Locate each line of the material that contains "polny", then return it.

▶ _Extracted records_
· · · ·

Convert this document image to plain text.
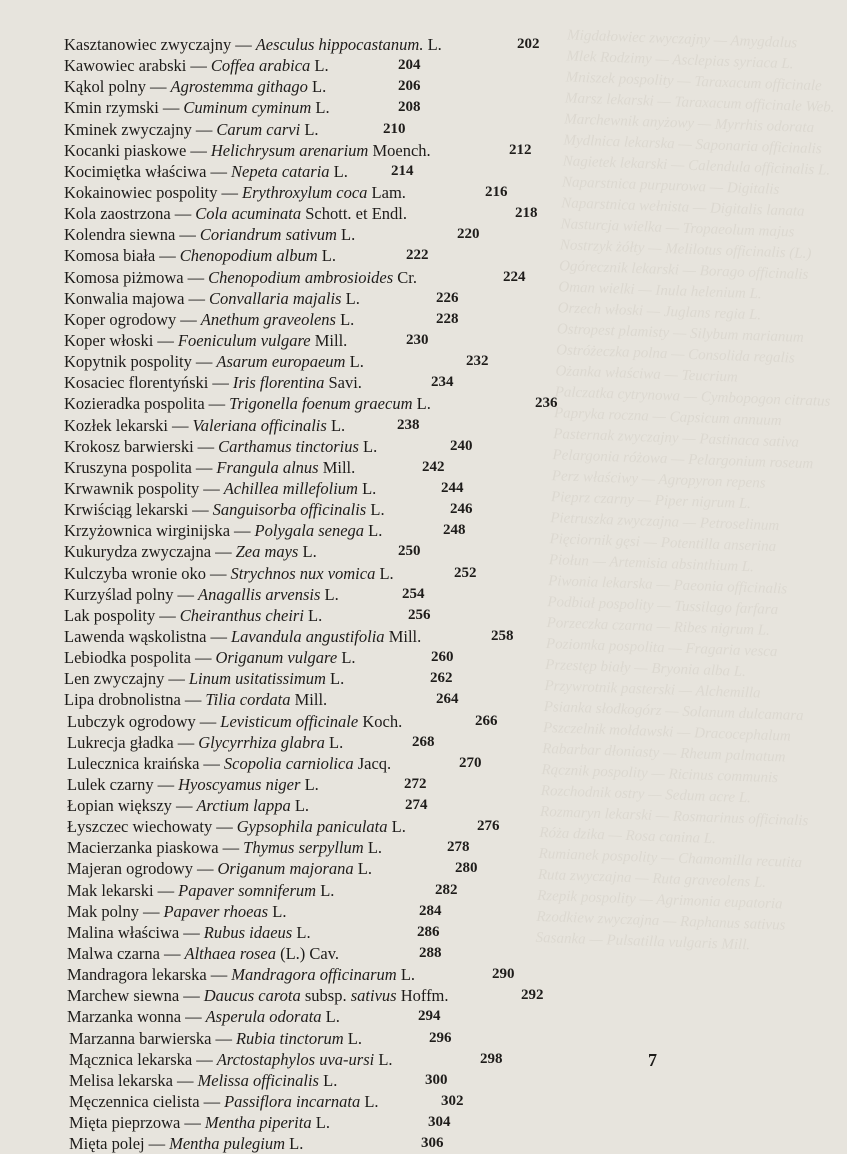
Migdałowiec zwyczajny — Amygdalus
Mlek Rodzimy — Asclepias syriaca L.
Mniszek pospolity — Taraxacum officinale
Marsz lekarski — Taraxacum officinale Web.
Marchewnik anyżowy — Myrrhis odorata
Mydlnica lekarska — Saponaria officinalis
Nagietek lekarski — Calendula officinalis L.
Naparstnica purpurowa — Digitalis
Naparstnica wełnista — Digitalis lanata
Nasturcja wielka — Tropaeolum majus
Nostrzyk żółty — Melilotus officinalis (L.)
Ogórecznik lekarski — Borago officinalis
Oman wielki — Inula helenium L.
Orzech włoski — Juglans regia L.
Ostropest plamisty — Silybum marianum
Ostróżeczka polna — Consolida regalis
Ożanka właściwa — Teucrium
Palczatka cytrynowa — Cymbopogon citratus
Papryka roczna — Capsicum annuum
Pasternak zwyczajny — Pastinaca sativa
Pelargonia różowa — Pelargonium roseum
Perz właściwy — Agropyron repens
Pieprz czarny — Piper nigrum L.
Pietruszka zwyczajna — Petroselinum
Pięciornik gęsi — Potentilla anserina
Piołun — Artemisia absinthium L.
Piwonia lekarska — Paeonia officinalis
Podbiał pospolity — Tussilago farfara
Porzeczka czarna — Ribes nigrum L.
Poziomka pospolita — Fragaria vesca
Przestęp biały — Bryonia alba L.
Przywrotnik pasterski — Alchemilla
Psianka słodkogórz — Solanum dulcamara
Pszczelnik mołdawski — Dracocephalum
Rabarbar dłoniasty — Rheum palmatum
Rącznik pospolity — Ricinus communis
Rozchodnik ostry — Sedum acre L.
Rozmaryn lekarski — Rosmarinus officinalis
Róża dzika — Rosa canina L.
Rumianek pospolity — Chamomilla recutita
Ruta zwyczajna — Ruta graveolens L.
Rzepik pospolity — Agrimonia eupatoria
Rzodkiew zwyczajna — Raphanus sativus
Sasanka — Pulsatilla vulgaris Mill.
Kasztanowiec zwyczajny — Aesculus hippocastanum. L.	202
Kawowiec arabski — Coffea arabica L.	204
Kąkol polny — Agrostemma githago L.	206
Kmin rzymski — Cuminum cyminum L.	208
Kminek zwyczajny — Carum carvi L.	210
Kocanki piaskowe — Helichrysum arenarium Moench.	212
Kocimiętka właściwa — Nepeta cataria L.	214
Kokainowiec pospolity — Erythroxylum coca Lam.	216
Kola zaostrzona — Cola acuminata Schott. et Endl.	218
Kolendra siewna — Coriandrum sativum L.	220
Komosa biała — Chenopodium album L.	222
Komosa piżmowa — Chenopodium ambrosioides Cr.	224
Konwalia majowa — Convallaria majalis L.	226
Koper ogrodowy — Anethum graveolens L.	228
Koper włoski — Foeniculum vulgare Mill.	230
Kopytnik pospolity — Asarum europaeum L.	232
Kosaciec florentyński — Iris florentina Savi.	234
Kozieradka pospolita — Trigonella foenum graecum L.	236
Kozłek lekarski — Valeriana officinalis L.	238
Krokosz barwierski — Carthamus tinctorius L.	240
Kruszyna pospolita — Frangula alnus Mill.	242
Krwawnik pospolity — Achillea millefolium L.	244
Krwiściąg lekarski — Sanguisorba officinalis L.	246
Krzyżownica wirginijska — Polygala senega L.	248
Kukurydza zwyczajna — Zea mays L.	250
Kulczyba wronie oko — Strychnos nux vomica L.	252
Kurzyślad polny — Anagallis arvensis L.	254
Lak pospolity — Cheiranthus cheiri L.	256
Lawenda wąskolistna — Lavandula angustifolia Mill.	258
Lebiodka pospolita — Origanum vulgare L.	260
Len zwyczajny — Linum usitatissimum L.	262
Lipa drobnolistna — Tilia cordata Mill.	264
Lubczyk ogrodowy — Levisticum officinale Koch.	266
Lukrecja gładka — Glycyrrhiza glabra L.	268
Lulecznica kraińska — Scopolia carniolica Jacq.	270
Lulek czarny — Hyoscyamus niger L.	272
Łopian większy — Arctium lappa L.	274
Łyszczec wiechowaty — Gypsophila paniculata L.	276
Macierzanka piaskowa — Thymus serpyllum L.	278
Majeran ogrodowy — Origanum majorana L.	280
Mak lekarski — Papaver somniferum L.	282
Mak polny — Papaver rhoeas L.	284
Malina właściwa — Rubus idaeus L.	286
Malwa czarna — Althaea rosea (L.) Cav.	288
Mandragora lekarska — Mandragora officinarum L.	290
Marchew siewna — Daucus carota subsp. sativus Hoffm.	292
Marzanka wonna — Asperula odorata L.	294
Marzanna barwierska — Rubia tinctorum L.	296
Mącznica lekarska — Arctostaphylos uva-ursi L.	298
Melisa lekarska — Melissa officinalis L.	300
Męczennica cielista — Passiflora incarnata L.	302
Mięta pieprzowa — Mentha piperita L.	304
Mięta polej — Mentha pulegium L.	306
7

· · · ·

▶ _In response_
Kąkol polny — Agrostemma githago L.	206
Kurzyślad polny — Anagallis arvensis L.	254
Mak polny — Papaver rhoeas L.	284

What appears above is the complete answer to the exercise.